Things to do:
1 – Answer these questions using the passage about Seattle's snowy February:
(a) How much snow was recorded at the airport on Friday and Saturday?
(b) In what area have this year's Pacific storms veered inland?
(c) How much snow did some areas on the Olympic Peninsula get in Friday's storm?
2 – Carry on the passage about Seattle's snowy February, starting right after its last sentence.

Passage shown:
-------------------------

The National Weather Service said that Seattle, less than halfway into the month, has already had its snowiest February since 1949, after 7.9 inches were recorded at the airport Friday and Saturday. And three more storms, backed up one behind the other on a slippery slope from Canada, are heading toward the region starting on Monday, said Jacob DeFlitch, a meteorologist with the National Weather Service.

“Right now, we have two systems coming in later Sunday to early Monday,” DeFlitch said. “Then we have a system right on the heels of that system that will be late mainly Monday afternoon through early Tuesday morning. It looks like there could then be another system Thursday-Friday.”

Pacific Northwest winters are famous for their persistent but temperate gloom, with storm tracks and prevailing winds that usually bring Pacific Ocean clouds and moisture directly east into the Puget Sound region. That familiar pattern — days of rain and drizzle that are short and dark but rarely all that cold — also produces big snows, but farther inland in the Cascade Range, where those storm systems smack into the colder, higher mountain elevations east of Seattle.

This year, though, the Pacific storms have veered inland much farther north, in British Columbia, and then have stayed colder over land as they moved down the coast.

That has produced a grab-bag of unusual weather. Some areas northwest of Seattle, for example, on the usually rainy Olympic Peninsula, got more than 2 feet of snow in Friday’s storm. But the Cascade Range, from Washington south into Oregon, has so far seen much less snow than average, with possible repercussions later this year for water supplies and fire danger.

-------------------------

Available data:

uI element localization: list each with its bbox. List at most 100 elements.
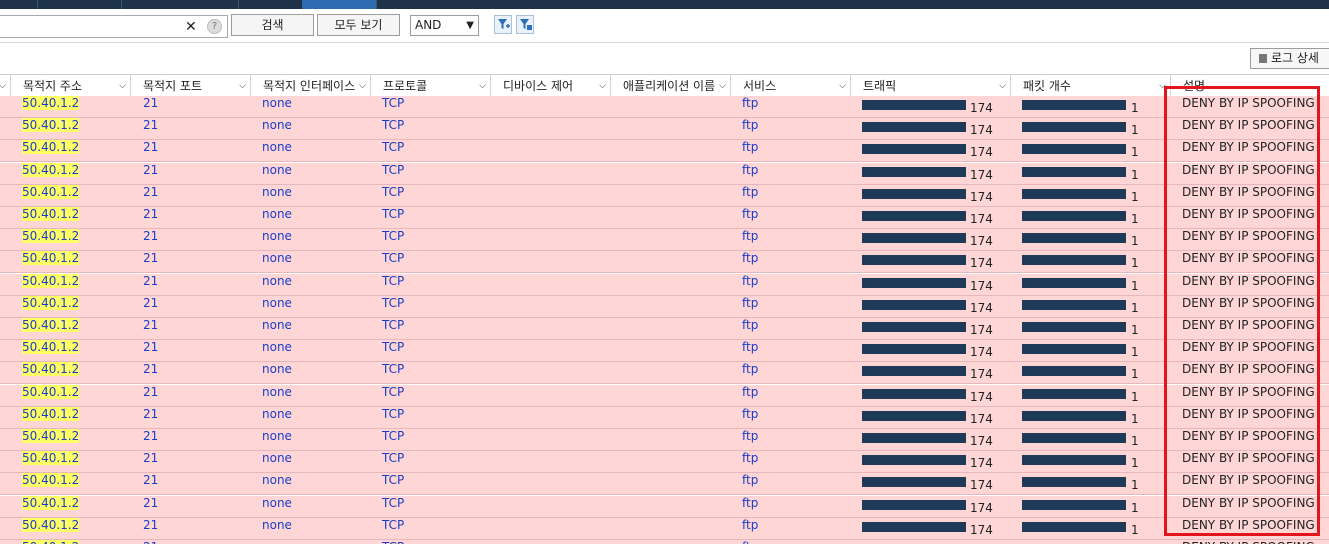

-------------------------

The results:
1 –
(a) 7.9 inches
(b) British Columbia
(c) More than 2 feet

2 –
Seattle, with high housing prices and a big homeless population, also worries about keeping people warm and safe when frigid weather hits. The city said it would keep a Severe Weather Shelter open near the Space Needle through Feb. 17, and the Human Services Department had partnered with a private operator to open a shelter for families downtown. A 24-hour warming shelter for families with children will be open at least through Monday morning, the city said; about 270 people took overnight refuge at four other locations Friday night, including City Hall and the King County Administration Building.

DeFlitch, the meteorologist, said that with more than 10 inches measured so far, it won’t take much more for this February to break the month’s current record of 13.1 inches.

That was set in February 1949, before frozen pizza was available for a supermarket raid. And in those days, hearing a disembodied voice in your car telling you to turn left was something few people would admit to in any weather.